>> Start RECORDS

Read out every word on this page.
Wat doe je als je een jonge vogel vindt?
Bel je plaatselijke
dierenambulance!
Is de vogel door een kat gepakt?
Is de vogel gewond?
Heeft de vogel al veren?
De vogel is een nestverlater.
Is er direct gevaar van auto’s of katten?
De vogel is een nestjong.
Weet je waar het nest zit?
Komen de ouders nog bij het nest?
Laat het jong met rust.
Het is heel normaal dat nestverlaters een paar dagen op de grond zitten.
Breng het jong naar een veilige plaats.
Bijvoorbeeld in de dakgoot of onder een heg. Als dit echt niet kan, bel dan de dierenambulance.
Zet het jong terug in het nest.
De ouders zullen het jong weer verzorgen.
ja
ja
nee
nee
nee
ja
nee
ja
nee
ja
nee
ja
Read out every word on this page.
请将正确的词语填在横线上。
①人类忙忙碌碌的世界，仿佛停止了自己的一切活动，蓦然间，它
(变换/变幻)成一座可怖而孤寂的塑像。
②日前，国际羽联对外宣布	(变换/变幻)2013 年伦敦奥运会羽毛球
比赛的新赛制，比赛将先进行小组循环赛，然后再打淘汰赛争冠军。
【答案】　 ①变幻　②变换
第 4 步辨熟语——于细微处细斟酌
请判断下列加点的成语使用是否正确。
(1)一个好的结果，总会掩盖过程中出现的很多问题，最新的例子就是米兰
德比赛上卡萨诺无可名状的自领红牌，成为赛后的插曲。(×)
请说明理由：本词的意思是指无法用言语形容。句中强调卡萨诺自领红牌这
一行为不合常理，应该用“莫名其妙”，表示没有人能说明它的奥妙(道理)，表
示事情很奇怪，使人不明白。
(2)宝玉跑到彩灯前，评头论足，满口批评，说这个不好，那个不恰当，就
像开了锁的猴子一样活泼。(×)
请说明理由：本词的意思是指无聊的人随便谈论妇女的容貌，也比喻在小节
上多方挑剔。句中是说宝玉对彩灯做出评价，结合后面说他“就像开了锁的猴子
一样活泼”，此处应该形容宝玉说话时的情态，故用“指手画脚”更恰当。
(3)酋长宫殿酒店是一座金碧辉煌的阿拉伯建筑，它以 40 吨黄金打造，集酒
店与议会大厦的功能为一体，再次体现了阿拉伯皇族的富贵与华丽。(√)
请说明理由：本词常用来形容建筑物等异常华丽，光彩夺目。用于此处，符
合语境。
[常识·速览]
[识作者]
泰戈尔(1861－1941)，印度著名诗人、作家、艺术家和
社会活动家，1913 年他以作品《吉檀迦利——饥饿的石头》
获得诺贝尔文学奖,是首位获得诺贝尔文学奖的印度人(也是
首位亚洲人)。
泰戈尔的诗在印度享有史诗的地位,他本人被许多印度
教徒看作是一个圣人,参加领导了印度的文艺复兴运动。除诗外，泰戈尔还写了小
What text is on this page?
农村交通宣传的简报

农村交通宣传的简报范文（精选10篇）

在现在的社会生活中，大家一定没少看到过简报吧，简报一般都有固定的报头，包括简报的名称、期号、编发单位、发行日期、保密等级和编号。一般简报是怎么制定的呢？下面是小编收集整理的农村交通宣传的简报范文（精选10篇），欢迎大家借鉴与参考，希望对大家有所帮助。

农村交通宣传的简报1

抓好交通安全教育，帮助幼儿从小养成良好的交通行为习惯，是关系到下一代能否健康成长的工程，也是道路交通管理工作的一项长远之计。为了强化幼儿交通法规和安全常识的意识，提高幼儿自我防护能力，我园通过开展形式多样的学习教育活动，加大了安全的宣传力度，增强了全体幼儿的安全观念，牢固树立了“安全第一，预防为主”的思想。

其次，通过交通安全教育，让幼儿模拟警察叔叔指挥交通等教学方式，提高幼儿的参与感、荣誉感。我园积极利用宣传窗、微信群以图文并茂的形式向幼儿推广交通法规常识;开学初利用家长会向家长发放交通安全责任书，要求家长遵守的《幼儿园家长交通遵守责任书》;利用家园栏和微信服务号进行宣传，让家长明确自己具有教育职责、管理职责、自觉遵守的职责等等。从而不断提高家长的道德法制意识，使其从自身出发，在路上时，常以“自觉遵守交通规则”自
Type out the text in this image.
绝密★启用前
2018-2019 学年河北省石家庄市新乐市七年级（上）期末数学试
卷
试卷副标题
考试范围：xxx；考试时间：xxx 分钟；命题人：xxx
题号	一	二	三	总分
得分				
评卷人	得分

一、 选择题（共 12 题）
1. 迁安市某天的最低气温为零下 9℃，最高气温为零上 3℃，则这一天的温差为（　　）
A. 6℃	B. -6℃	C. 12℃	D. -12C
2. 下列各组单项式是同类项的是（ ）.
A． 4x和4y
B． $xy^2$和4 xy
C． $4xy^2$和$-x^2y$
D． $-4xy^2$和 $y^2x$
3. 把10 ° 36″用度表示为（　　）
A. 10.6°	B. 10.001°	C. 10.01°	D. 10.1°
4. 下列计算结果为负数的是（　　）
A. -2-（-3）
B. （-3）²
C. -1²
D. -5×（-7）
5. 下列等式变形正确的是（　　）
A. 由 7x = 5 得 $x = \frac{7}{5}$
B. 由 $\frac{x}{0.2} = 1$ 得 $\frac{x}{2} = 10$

>> End RECORDS

- [WRITTEN REQUEST] Gather each line holding the string "vogel".

- [FULL OUTPUT]
Wat doe je als je een jonge vogel vindt?
Is de vogel door een kat gepakt?
Is de vogel gewond?
Heeft de vogel al veren?
De vogel is een nestverlater.
De vogel is een nestjong.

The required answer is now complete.